# Directions for this task:
Copy the records word for word, beginning with the first line and stopping after the line that contains "user-icon[interactable] (1072, 81, 1084, 93)".
---- Items
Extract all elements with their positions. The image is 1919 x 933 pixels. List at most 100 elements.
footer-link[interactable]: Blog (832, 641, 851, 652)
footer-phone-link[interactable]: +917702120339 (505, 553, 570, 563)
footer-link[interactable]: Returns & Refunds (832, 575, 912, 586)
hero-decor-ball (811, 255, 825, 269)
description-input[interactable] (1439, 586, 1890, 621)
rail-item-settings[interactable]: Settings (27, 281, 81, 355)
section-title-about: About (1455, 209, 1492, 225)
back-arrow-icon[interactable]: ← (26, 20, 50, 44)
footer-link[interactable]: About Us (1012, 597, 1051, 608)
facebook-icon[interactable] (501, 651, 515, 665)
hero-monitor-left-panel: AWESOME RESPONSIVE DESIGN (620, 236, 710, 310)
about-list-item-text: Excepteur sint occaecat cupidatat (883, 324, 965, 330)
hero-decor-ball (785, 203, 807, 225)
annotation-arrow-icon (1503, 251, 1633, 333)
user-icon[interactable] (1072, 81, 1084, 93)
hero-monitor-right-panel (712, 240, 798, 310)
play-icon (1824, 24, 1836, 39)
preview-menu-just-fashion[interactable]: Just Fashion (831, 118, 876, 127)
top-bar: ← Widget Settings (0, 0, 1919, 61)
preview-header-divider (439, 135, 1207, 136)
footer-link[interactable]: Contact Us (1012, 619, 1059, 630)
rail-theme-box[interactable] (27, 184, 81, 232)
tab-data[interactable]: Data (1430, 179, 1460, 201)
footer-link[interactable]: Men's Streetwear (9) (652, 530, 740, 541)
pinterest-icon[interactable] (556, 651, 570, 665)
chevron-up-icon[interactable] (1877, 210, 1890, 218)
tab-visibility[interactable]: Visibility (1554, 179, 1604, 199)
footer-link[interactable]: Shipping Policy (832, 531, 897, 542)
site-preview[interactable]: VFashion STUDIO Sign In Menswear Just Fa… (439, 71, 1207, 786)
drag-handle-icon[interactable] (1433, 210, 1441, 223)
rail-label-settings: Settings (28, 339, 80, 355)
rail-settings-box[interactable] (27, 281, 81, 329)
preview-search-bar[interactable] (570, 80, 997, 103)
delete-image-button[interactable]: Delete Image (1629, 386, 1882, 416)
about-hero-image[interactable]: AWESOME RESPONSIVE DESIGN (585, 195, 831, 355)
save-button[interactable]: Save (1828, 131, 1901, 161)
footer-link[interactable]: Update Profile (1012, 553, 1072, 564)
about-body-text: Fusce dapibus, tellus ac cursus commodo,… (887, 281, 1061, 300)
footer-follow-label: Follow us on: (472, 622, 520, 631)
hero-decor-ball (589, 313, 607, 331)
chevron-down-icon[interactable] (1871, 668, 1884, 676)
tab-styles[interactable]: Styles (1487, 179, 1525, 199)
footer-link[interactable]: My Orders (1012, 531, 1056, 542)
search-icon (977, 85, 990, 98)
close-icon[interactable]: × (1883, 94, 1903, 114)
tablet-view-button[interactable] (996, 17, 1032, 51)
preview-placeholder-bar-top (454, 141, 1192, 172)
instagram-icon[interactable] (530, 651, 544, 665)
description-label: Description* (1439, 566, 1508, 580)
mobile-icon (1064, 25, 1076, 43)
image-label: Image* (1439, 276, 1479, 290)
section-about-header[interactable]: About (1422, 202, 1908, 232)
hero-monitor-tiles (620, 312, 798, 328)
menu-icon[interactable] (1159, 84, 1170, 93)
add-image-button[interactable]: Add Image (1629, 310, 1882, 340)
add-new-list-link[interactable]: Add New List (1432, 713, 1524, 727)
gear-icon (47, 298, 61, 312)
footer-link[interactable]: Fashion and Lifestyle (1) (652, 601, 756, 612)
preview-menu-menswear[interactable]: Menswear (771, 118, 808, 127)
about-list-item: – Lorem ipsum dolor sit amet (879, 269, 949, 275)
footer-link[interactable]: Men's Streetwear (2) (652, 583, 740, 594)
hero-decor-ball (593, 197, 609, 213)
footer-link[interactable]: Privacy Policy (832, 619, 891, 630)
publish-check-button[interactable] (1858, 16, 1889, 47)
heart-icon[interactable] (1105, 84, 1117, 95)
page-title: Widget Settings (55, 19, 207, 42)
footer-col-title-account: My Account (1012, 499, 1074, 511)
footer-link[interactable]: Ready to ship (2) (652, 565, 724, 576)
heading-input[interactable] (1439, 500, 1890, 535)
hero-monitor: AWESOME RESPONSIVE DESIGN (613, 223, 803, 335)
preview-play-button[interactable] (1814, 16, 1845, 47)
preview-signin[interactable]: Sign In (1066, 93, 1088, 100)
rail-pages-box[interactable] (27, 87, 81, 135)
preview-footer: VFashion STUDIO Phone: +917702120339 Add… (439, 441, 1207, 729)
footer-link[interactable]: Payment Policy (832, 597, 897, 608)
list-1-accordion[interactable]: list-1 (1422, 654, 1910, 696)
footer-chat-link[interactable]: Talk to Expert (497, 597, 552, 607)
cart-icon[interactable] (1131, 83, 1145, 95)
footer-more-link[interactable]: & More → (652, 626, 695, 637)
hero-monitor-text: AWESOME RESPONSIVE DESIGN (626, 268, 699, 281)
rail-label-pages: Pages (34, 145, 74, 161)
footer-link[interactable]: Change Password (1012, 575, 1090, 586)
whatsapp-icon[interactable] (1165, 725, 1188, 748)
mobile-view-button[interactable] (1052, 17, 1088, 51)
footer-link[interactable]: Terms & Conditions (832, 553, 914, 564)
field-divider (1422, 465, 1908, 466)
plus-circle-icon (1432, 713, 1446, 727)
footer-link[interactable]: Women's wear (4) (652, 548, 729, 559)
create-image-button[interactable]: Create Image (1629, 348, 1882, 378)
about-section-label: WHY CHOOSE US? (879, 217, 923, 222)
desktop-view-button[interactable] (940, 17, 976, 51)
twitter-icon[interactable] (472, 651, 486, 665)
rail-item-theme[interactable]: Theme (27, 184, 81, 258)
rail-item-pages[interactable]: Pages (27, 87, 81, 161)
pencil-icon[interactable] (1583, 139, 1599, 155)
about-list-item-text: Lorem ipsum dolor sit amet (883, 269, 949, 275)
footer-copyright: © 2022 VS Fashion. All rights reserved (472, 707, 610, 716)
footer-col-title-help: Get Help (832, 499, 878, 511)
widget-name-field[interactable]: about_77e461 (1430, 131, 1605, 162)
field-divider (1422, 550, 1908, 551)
--------
# Solution for this problem:
Extract all elements with their positions. The image is 1919 x 933 pixels. List at most 100 elements.
footer-link[interactable]: Blog (832, 641, 851, 652)
footer-phone-link[interactable]: +917702120339 (505, 553, 570, 563)
footer-link[interactable]: Returns & Refunds (832, 575, 912, 586)
hero-decor-ball (811, 255, 825, 269)
description-input[interactable] (1439, 586, 1890, 621)
rail-item-settings[interactable]: Settings (27, 281, 81, 355)
section-title-about: About (1455, 209, 1492, 225)
back-arrow-icon[interactable]: ← (26, 20, 50, 44)
footer-link[interactable]: About Us (1012, 597, 1051, 608)
facebook-icon[interactable] (501, 651, 515, 665)
hero-monitor-left-panel: AWESOME RESPONSIVE DESIGN (620, 236, 710, 310)
about-list-item-text: Excepteur sint occaecat cupidatat (883, 324, 965, 330)
hero-decor-ball (785, 203, 807, 225)
annotation-arrow-icon (1503, 251, 1633, 333)
user-icon[interactable] (1072, 81, 1084, 93)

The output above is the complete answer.